▶ [Aangeleverde gegevens]:

+ + + + + + +

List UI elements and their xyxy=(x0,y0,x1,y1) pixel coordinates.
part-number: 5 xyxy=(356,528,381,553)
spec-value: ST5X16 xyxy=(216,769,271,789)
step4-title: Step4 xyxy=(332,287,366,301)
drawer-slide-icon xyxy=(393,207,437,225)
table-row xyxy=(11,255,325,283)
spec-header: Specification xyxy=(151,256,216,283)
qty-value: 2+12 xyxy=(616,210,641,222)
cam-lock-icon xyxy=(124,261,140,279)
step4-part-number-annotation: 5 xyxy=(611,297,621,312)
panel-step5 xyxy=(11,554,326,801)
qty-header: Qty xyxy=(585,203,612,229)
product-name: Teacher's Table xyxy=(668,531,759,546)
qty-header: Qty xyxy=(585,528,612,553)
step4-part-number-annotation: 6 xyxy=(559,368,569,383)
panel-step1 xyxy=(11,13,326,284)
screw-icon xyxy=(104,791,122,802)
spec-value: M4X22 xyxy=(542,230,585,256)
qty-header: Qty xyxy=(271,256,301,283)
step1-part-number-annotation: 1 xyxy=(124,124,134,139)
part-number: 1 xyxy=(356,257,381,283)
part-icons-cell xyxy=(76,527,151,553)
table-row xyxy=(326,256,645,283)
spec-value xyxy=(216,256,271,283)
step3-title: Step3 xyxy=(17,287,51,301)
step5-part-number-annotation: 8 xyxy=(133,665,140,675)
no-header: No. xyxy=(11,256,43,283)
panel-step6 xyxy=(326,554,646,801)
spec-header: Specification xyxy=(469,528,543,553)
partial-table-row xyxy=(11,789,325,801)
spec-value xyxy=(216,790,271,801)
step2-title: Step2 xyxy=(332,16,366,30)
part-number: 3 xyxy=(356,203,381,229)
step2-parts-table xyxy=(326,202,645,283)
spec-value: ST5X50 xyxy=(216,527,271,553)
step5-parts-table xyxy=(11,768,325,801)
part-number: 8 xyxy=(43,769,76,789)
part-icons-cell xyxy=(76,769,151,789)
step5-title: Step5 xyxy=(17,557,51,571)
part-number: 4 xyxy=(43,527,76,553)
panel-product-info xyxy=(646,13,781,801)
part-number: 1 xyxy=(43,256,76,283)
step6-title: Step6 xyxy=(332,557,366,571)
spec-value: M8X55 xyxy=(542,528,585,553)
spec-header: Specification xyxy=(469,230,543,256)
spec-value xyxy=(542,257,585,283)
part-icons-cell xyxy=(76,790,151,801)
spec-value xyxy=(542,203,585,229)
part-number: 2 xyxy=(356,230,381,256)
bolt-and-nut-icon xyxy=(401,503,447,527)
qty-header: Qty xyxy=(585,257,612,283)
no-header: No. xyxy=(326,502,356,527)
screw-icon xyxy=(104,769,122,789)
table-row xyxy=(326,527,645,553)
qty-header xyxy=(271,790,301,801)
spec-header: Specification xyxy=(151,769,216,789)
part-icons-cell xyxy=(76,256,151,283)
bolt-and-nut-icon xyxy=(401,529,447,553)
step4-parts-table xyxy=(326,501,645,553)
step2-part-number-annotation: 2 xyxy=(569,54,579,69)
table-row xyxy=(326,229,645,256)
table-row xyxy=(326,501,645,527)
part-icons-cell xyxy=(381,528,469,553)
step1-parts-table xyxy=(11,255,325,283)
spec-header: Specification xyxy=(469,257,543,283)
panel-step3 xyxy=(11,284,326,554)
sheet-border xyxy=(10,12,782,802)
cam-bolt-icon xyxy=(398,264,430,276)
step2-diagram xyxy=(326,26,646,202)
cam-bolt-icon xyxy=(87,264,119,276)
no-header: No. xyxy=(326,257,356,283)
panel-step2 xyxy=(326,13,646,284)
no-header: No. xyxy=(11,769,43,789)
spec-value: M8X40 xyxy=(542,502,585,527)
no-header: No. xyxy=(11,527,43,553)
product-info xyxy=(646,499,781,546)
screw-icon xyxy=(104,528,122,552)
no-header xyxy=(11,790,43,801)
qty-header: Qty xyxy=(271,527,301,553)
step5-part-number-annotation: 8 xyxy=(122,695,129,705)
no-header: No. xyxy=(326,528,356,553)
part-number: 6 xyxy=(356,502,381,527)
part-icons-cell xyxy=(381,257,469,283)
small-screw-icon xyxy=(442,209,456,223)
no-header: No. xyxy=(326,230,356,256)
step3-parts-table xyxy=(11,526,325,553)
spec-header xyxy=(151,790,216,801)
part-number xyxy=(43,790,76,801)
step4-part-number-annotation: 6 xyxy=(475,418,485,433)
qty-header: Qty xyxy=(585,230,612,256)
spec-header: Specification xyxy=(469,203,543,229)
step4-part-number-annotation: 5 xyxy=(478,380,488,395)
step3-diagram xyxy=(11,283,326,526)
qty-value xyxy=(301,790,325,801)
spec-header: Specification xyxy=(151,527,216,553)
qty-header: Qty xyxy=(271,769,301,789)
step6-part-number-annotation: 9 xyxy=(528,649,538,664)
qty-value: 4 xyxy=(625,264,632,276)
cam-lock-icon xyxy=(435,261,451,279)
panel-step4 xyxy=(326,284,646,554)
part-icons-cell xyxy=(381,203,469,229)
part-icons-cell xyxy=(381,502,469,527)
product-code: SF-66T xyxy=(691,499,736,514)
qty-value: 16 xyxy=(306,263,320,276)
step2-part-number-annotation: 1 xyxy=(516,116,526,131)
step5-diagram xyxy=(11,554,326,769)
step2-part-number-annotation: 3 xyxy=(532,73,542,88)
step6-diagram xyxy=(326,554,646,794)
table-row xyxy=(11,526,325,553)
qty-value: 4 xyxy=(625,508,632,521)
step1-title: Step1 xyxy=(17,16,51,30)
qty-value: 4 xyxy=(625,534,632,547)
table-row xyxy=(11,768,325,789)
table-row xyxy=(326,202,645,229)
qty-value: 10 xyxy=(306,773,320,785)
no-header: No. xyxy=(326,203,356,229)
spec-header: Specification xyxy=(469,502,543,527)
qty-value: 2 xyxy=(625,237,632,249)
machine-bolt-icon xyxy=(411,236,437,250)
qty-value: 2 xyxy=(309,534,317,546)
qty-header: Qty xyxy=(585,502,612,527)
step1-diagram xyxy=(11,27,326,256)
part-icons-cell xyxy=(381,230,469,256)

+ + + + + + +

▶ [Doel opdracht]:
Neem alle bovenstaande gegevens regel voor regel letterlijk over, zonder iets te wijzigen.

▶ [Volledig antwoord]:
List UI elements and their xyxy=(x0,y0,x1,y1) pixel coordinates.
part-number: 5 xyxy=(356,528,381,553)
spec-value: ST5X16 xyxy=(216,769,271,789)
step4-title: Step4 xyxy=(332,287,366,301)
drawer-slide-icon xyxy=(393,207,437,225)
table-row xyxy=(11,255,325,283)
spec-header: Specification xyxy=(151,256,216,283)
qty-value: 2+12 xyxy=(616,210,641,222)
cam-lock-icon xyxy=(124,261,140,279)
step4-part-number-annotation: 5 xyxy=(611,297,621,312)
panel-step5 xyxy=(11,554,326,801)
qty-header: Qty xyxy=(585,203,612,229)
product-name: Teacher's Table xyxy=(668,531,759,546)
qty-header: Qty xyxy=(585,528,612,553)
step4-part-number-annotation: 6 xyxy=(559,368,569,383)
panel-step1 xyxy=(11,13,326,284)
screw-icon xyxy=(104,791,122,802)
spec-value: M4X22 xyxy=(542,230,585,256)
qty-header: Qty xyxy=(271,256,301,283)
step1-part-number-annotation: 1 xyxy=(124,124,134,139)
part-number: 1 xyxy=(356,257,381,283)
part-icons-cell xyxy=(76,527,151,553)
table-row xyxy=(326,256,645,283)
spec-value xyxy=(216,256,271,283)
step3-title: Step3 xyxy=(17,287,51,301)
step5-part-number-annotation: 8 xyxy=(133,665,140,675)
no-header: No. xyxy=(11,256,43,283)
panel-step6 xyxy=(326,554,646,801)
spec-header: Specification xyxy=(469,528,543,553)
partial-table-row xyxy=(11,789,325,801)
spec-value xyxy=(216,790,271,801)
step2-title: Step2 xyxy=(332,16,366,30)
part-number: 3 xyxy=(356,203,381,229)
step2-parts-table xyxy=(326,202,645,283)
spec-value: ST5X50 xyxy=(216,527,271,553)
step5-parts-table xyxy=(11,768,325,801)
part-number: 8 xyxy=(43,769,76,789)
part-icons-cell xyxy=(76,769,151,789)
step5-title: Step5 xyxy=(17,557,51,571)
part-number: 4 xyxy=(43,527,76,553)
panel-product-info xyxy=(646,13,781,801)
part-number: 1 xyxy=(43,256,76,283)
step6-title: Step6 xyxy=(332,557,366,571)
spec-value: M8X55 xyxy=(542,528,585,553)
spec-header: Specification xyxy=(469,230,543,256)
spec-value xyxy=(542,257,585,283)
part-icons-cell xyxy=(76,790,151,801)
spec-value xyxy=(542,203,585,229)
part-number: 2 xyxy=(356,230,381,256)
bolt-and-nut-icon xyxy=(401,503,447,527)
qty-header: Qty xyxy=(585,257,612,283)
no-header: No. xyxy=(326,502,356,527)
screw-icon xyxy=(104,769,122,789)
table-row xyxy=(326,527,645,553)
qty-header xyxy=(271,790,301,801)
spec-header: Specification xyxy=(151,769,216,789)
part-icons-cell xyxy=(76,256,151,283)
bolt-and-nut-icon xyxy=(401,529,447,553)
step4-parts-table xyxy=(326,501,645,553)
step2-part-number-annotation: 2 xyxy=(569,54,579,69)
table-row xyxy=(326,229,645,256)
table-row xyxy=(326,501,645,527)
part-icons-cell xyxy=(381,528,469,553)
step1-parts-table xyxy=(11,255,325,283)
spec-header: Specification xyxy=(469,257,543,283)
panel-step3 xyxy=(11,284,326,554)
sheet-border xyxy=(10,12,782,802)
cam-bolt-icon xyxy=(398,264,430,276)
step2-diagram xyxy=(326,26,646,202)
cam-bolt-icon xyxy=(87,264,119,276)
no-header: No. xyxy=(326,257,356,283)
panel-step2 xyxy=(326,13,646,284)
no-header: No. xyxy=(11,769,43,789)
spec-value: M8X40 xyxy=(542,502,585,527)
no-header: No. xyxy=(11,527,43,553)
product-info xyxy=(646,499,781,546)
screw-icon xyxy=(104,528,122,552)
no-header xyxy=(11,790,43,801)
qty-header: Qty xyxy=(271,527,301,553)
step5-part-number-annotation: 8 xyxy=(122,695,129,705)
no-header: No. xyxy=(326,528,356,553)
part-number: 6 xyxy=(356,502,381,527)
part-icons-cell xyxy=(381,257,469,283)
small-screw-icon xyxy=(442,209,456,223)
no-header: No. xyxy=(326,230,356,256)
step3-parts-table xyxy=(11,526,325,553)
spec-header xyxy=(151,790,216,801)
part-number xyxy=(43,790,76,801)
step4-part-number-annotation: 6 xyxy=(475,418,485,433)
qty-header: Qty xyxy=(585,230,612,256)
spec-header: Specification xyxy=(469,203,543,229)
step4-part-number-annotation: 5 xyxy=(478,380,488,395)
step3-diagram xyxy=(11,283,326,526)
qty-value xyxy=(301,790,325,801)
spec-header: Specification xyxy=(151,527,216,553)
qty-header: Qty xyxy=(271,769,301,789)
step6-part-number-annotation: 9 xyxy=(528,649,538,664)
qty-value: 4 xyxy=(625,264,632,276)
cam-lock-icon xyxy=(435,261,451,279)
panel-step4 xyxy=(326,284,646,554)
part-icons-cell xyxy=(381,203,469,229)
part-icons-cell xyxy=(381,502,469,527)
product-code: SF-66T xyxy=(691,499,736,514)
qty-value: 16 xyxy=(306,263,320,276)
step2-part-number-annotation: 1 xyxy=(516,116,526,131)
step5-diagram xyxy=(11,554,326,769)
step2-part-number-annotation: 3 xyxy=(532,73,542,88)
step6-diagram xyxy=(326,554,646,794)
table-row xyxy=(11,526,325,553)
qty-value: 4 xyxy=(625,508,632,521)
step1-title: Step1 xyxy=(17,16,51,30)
qty-value: 4 xyxy=(625,534,632,547)
table-row xyxy=(11,768,325,789)
table-row xyxy=(326,202,645,229)
qty-value: 10 xyxy=(306,773,320,785)
no-header: No. xyxy=(326,203,356,229)
spec-header: Specification xyxy=(469,502,543,527)
qty-value: 2 xyxy=(625,237,632,249)
machine-bolt-icon xyxy=(411,236,437,250)
qty-value: 2 xyxy=(309,534,317,546)
qty-header: Qty xyxy=(585,502,612,527)
step1-diagram xyxy=(11,27,326,256)
part-icons-cell xyxy=(381,230,469,256)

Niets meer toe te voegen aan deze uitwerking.